Present every line of the data below as a numbered list, omitting blank lines and leaving out the pictures.

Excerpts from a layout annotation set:
※

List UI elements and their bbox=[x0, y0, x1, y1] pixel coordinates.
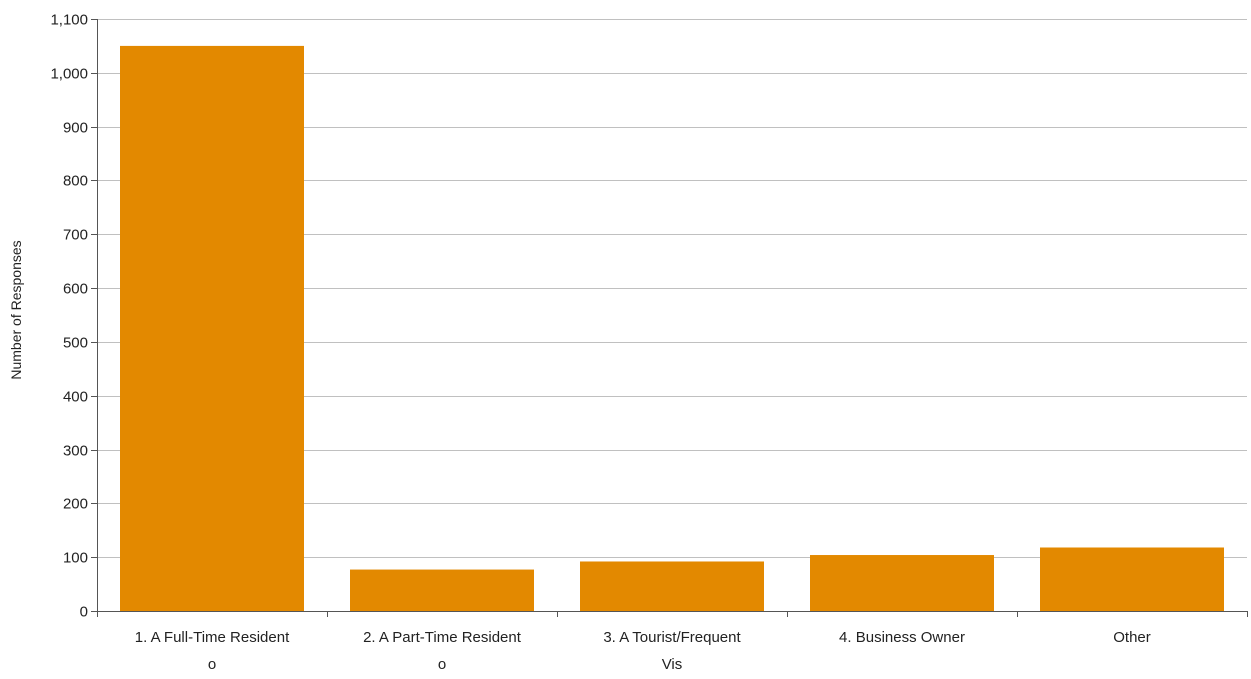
bars bbox=[120, 45, 1224, 611]
y-tick-label: 900 bbox=[63, 120, 88, 137]
y-tick-label: 0 bbox=[80, 604, 88, 621]
y-tick-label: 100 bbox=[63, 550, 88, 567]
axes bbox=[91, 19, 1248, 617]
bar bbox=[350, 569, 534, 611]
x-tick-label: 2. A Part-Time Resident bbox=[363, 629, 522, 646]
x-tick-label: 3. A Tourist/Frequent bbox=[603, 629, 741, 646]
y-tick-label: 1,000 bbox=[50, 66, 88, 83]
y-tick-label: 300 bbox=[63, 443, 88, 460]
y-tick-label: 1,100 bbox=[50, 12, 88, 29]
y-tick-label: 800 bbox=[63, 173, 88, 190]
x-tick-label: o bbox=[208, 656, 216, 673]
x-tick-labels: 1. A Full-Time Resident o 2. A Part-Time R… bbox=[135, 629, 1151, 673]
y-tick-label: 700 bbox=[63, 227, 88, 244]
x-tick-label: Other bbox=[1113, 629, 1151, 646]
bar bbox=[1040, 547, 1224, 611]
y-tick-label: 600 bbox=[63, 281, 88, 298]
bar bbox=[120, 45, 304, 611]
y-axis-title: Number of Responses bbox=[8, 240, 24, 379]
y-tick-label: 500 bbox=[63, 335, 88, 352]
bar bbox=[580, 561, 764, 611]
x-tick-label: 1. A Full-Time Resident bbox=[135, 629, 290, 646]
x-tick-label: Vis bbox=[662, 656, 683, 673]
bar bbox=[810, 555, 994, 611]
y-tick-labels: 0 100 200 300 400 500 600 700 800 900 1,000 1,100 bbox=[50, 12, 88, 621]
x-tick-label: o bbox=[438, 656, 446, 673]
y-tick-label: 200 bbox=[63, 496, 88, 513]
x-tick-label: 4. Business Owner bbox=[839, 629, 965, 646]
y-tick-label: 400 bbox=[63, 389, 88, 406]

※

> _Response to this task_:
1. List UI elements and their bbox=[x0, y0, x1, y1] pixel coordinates.
2. bars bbox=[120, 45, 1224, 611]
3. y-tick-label: 900 bbox=[63, 120, 88, 137]
4. y-tick-label: 0 bbox=[80, 604, 88, 621]
5. y-tick-label: 100 bbox=[63, 550, 88, 567]
6. axes bbox=[91, 19, 1248, 617]
7. bar bbox=[350, 569, 534, 611]
8. x-tick-label: 2. A Part-Time Resident bbox=[363, 629, 522, 646]
9. x-tick-label: 3. A Tourist/Frequent bbox=[603, 629, 741, 646]
10. y-tick-label: 1,000 bbox=[50, 66, 88, 83]
11. y-tick-label: 300 bbox=[63, 443, 88, 460]
12. y-tick-label: 1,100 bbox=[50, 12, 88, 29]
13. y-tick-label: 800 bbox=[63, 173, 88, 190]
14. x-tick-label: o bbox=[208, 656, 216, 673]
15. x-tick-labels: 1. A Full-Time Resident o 2. A Part-Time R… bbox=[135, 629, 1151, 673]
16. y-tick-label: 700 bbox=[63, 227, 88, 244]
17. x-tick-label: Other bbox=[1113, 629, 1151, 646]
18. bar bbox=[1040, 547, 1224, 611]
19. y-tick-label: 600 bbox=[63, 281, 88, 298]
20. bar bbox=[120, 45, 304, 611]
21. y-axis-title: Number of Responses bbox=[8, 240, 24, 379]
22. y-tick-label: 500 bbox=[63, 335, 88, 352]
23. bar bbox=[580, 561, 764, 611]
24. x-tick-label: 1. A Full-Time Resident bbox=[135, 629, 290, 646]
25. x-tick-label: Vis bbox=[662, 656, 683, 673]
26. bar bbox=[810, 555, 994, 611]
27. y-tick-labels: 0 100 200 300 400 500 600 700 800 900 1,000 1,100 bbox=[50, 12, 88, 621]
28. x-tick-label: o bbox=[438, 656, 446, 673]
29. y-tick-label: 200 bbox=[63, 496, 88, 513]
30. x-tick-label: 4. Business Owner bbox=[839, 629, 965, 646]
31. y-tick-label: 400 bbox=[63, 389, 88, 406]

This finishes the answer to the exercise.